- [Short problem]:
Look through the material below and count the lines with the string "JSON". Report only the count.

- [Records provided]:
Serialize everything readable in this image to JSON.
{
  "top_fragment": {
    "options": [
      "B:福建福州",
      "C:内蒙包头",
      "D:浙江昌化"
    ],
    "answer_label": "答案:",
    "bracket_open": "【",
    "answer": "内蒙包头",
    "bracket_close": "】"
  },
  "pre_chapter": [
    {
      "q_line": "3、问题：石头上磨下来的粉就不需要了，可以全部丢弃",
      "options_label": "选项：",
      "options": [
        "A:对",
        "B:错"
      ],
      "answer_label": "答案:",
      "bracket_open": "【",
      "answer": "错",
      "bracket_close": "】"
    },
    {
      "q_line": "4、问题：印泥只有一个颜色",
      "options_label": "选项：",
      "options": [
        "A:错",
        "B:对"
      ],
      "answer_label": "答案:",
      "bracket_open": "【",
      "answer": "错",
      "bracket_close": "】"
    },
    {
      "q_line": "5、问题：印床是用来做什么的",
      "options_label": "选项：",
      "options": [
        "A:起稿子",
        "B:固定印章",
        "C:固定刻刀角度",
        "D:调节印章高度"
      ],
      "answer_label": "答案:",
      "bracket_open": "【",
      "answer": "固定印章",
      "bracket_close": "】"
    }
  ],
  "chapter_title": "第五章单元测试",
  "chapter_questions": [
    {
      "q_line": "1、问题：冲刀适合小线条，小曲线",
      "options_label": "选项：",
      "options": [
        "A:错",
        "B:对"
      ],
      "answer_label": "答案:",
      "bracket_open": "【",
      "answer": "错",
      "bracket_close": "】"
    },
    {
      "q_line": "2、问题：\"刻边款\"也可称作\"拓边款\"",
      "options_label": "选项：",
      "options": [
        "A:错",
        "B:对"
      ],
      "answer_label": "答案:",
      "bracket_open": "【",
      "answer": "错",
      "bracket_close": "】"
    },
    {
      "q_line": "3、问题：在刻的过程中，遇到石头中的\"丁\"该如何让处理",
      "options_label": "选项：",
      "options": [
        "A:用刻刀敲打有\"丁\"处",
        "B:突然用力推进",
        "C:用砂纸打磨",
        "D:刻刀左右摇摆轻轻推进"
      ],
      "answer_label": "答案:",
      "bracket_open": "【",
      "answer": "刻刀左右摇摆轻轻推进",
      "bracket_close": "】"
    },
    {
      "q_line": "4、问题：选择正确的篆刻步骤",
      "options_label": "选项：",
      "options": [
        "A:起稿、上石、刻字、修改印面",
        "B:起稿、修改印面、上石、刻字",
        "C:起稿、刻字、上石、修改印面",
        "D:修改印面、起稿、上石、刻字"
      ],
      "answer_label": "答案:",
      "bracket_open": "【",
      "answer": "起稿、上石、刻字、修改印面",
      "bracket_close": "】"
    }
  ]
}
* * *
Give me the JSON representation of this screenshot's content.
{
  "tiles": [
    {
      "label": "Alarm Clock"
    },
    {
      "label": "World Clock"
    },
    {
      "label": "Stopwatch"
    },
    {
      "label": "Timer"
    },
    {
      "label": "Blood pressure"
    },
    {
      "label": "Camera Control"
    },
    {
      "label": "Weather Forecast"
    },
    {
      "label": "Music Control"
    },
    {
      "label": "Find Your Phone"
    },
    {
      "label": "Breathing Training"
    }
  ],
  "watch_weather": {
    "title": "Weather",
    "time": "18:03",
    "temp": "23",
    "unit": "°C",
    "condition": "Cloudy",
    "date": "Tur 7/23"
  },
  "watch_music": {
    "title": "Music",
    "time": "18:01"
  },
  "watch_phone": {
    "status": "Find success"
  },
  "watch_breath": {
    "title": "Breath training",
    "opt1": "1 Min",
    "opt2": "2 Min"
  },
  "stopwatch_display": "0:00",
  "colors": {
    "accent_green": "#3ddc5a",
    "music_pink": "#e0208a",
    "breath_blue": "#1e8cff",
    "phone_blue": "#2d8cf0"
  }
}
==
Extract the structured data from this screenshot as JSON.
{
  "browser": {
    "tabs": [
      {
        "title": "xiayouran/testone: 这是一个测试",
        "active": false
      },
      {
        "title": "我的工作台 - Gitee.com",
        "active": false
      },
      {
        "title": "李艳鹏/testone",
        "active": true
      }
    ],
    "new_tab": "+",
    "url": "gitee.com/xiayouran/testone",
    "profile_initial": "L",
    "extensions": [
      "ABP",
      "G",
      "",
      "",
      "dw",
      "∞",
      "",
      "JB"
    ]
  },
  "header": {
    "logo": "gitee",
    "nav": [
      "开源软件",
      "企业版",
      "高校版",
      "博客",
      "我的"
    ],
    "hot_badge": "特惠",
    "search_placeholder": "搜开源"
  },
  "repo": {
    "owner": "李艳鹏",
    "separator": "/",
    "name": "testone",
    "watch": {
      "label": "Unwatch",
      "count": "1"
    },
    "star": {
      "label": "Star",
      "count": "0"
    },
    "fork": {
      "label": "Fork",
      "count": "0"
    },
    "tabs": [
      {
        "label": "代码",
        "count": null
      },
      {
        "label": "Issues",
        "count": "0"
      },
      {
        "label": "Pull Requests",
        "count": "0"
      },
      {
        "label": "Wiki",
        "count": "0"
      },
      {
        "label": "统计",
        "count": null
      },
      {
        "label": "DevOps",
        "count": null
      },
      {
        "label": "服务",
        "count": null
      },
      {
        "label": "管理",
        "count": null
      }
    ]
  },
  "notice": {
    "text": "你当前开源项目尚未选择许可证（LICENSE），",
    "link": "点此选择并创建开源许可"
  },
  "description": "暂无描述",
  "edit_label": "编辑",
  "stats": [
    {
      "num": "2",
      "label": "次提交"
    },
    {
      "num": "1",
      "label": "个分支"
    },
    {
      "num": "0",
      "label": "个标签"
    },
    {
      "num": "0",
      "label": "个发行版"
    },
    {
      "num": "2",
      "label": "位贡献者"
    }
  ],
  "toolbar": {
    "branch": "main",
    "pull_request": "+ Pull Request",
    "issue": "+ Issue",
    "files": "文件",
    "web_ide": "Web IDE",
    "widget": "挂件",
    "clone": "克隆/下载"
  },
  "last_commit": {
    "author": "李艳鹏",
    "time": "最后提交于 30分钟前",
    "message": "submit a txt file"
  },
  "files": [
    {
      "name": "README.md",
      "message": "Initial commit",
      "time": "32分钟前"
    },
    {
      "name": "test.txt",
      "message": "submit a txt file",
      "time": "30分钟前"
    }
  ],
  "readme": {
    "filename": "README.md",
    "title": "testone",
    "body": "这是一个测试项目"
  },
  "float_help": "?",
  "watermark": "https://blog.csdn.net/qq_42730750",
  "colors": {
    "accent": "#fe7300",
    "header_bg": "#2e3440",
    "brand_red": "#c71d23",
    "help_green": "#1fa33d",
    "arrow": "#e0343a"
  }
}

- [Complete output]:
3